--- Begin ---

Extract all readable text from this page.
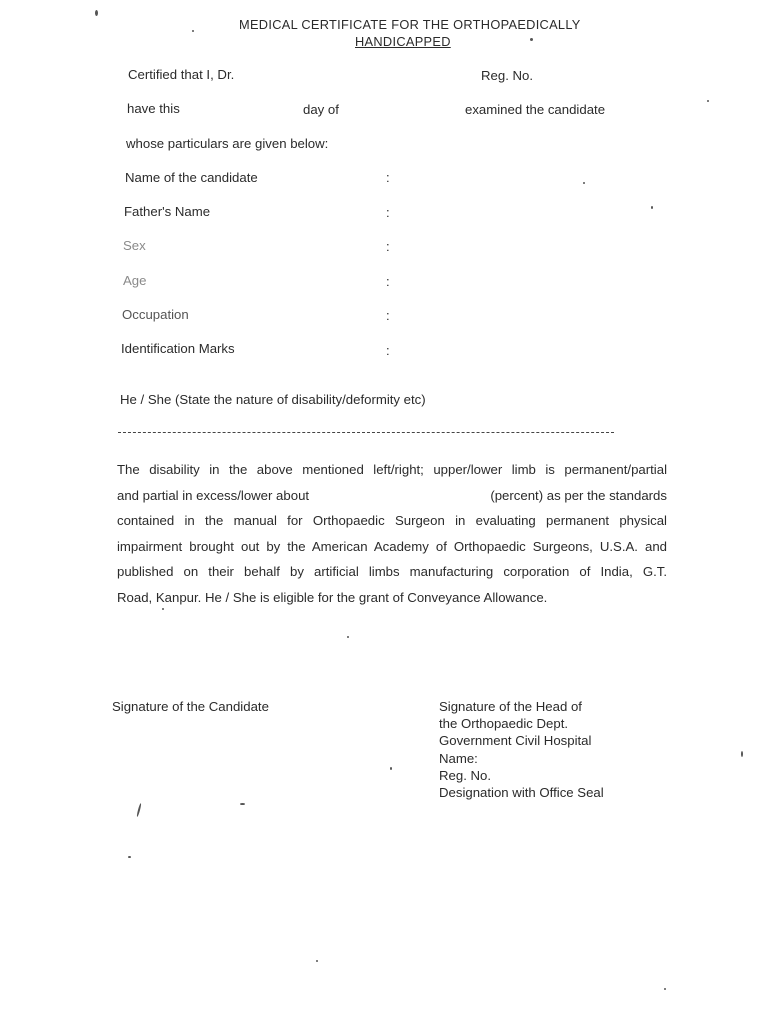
MEDICAL CERTIFICATE FOR THE ORTHOPAEDICALLY
HANDICAPPED
Certified that I, Dr.	Reg. No.
have this	day of	examined the candidate
whose particulars are given below:
Name of the candidate	:
Father's Name	:
Sex	:
Age	:
Occupation	:
Identification Marks	:
He / She (State the nature of disability/deformity etc)
The disability in the above mentioned left/right; upper/lower limb is permanent/partial
and partial in excess/lower about	(percent) as per the standards
contained in the manual for Orthopaedic Surgeon in evaluating permanent physical
impairment brought out by the American Academy of Orthopaedic Surgeons, U.S.A. and
published on their behalf by artificial limbs manufacturing corporation of India, G.T.
Road, Kanpur. He / She is eligible for the grant of Conveyance Allowance.
Signature of the Candidate	Signature of the Head of
the Orthopaedic Dept.
Government Civil Hospital
Name:
Reg. No.
Designation with Office Seal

--- End ---

*Written request*.
Pictures stay out; reproduce every line of the records exactly.

*Response*.
Extract all readable text from this page.
MEDICAL CERTIFICATE FOR THE ORTHOPAEDICALLY
HANDICAPPED
Certified that I, Dr.	Reg. No.
have this	day of	examined the candidate
whose particulars are given below:
Name of the candidate	:
Father's Name	:
Sex	:
Age	:
Occupation	:
Identification Marks	:
He / She (State the nature of disability/deformity etc)
The disability in the above mentioned left/right; upper/lower limb is permanent/partial
and partial in excess/lower about	(percent) as per the standards
contained in the manual for Orthopaedic Surgeon in evaluating permanent physical
impairment brought out by the American Academy of Orthopaedic Surgeons, U.S.A. and
published on their behalf by artificial limbs manufacturing corporation of India, G.T.
Road, Kanpur. He / She is eligible for the grant of Conveyance Allowance.
Signature of the Candidate	Signature of the Head of
the Orthopaedic Dept.
Government Civil Hospital
Name:
Reg. No.
Designation with Office Seal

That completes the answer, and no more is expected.